WORK REQUIRED: Give the number of lines containing the word "negative", and nothing else.

Dataset rows about figures:
— Begin —
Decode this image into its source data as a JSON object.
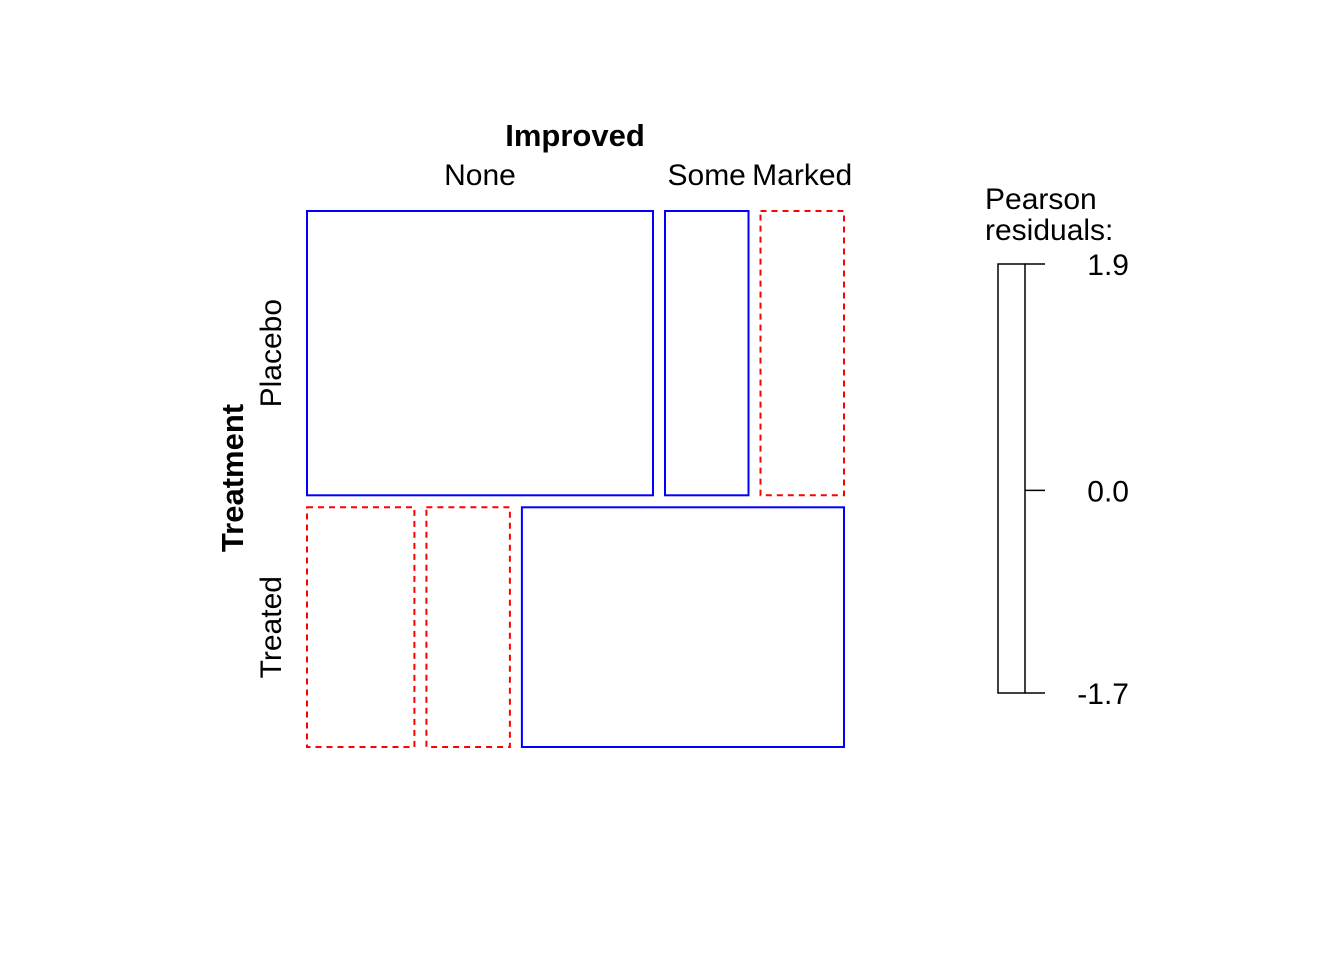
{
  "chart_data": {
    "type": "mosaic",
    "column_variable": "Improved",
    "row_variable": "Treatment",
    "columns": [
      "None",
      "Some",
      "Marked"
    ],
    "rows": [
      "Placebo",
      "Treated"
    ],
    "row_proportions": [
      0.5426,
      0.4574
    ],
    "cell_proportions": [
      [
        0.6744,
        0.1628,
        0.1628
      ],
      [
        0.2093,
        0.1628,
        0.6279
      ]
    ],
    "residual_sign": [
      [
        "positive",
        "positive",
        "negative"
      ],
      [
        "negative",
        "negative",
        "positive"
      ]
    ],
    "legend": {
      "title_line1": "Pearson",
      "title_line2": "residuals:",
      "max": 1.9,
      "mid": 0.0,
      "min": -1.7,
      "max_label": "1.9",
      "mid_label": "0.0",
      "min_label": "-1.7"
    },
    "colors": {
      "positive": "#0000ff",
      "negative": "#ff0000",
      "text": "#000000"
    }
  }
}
— End —
FULL ANSWER: 4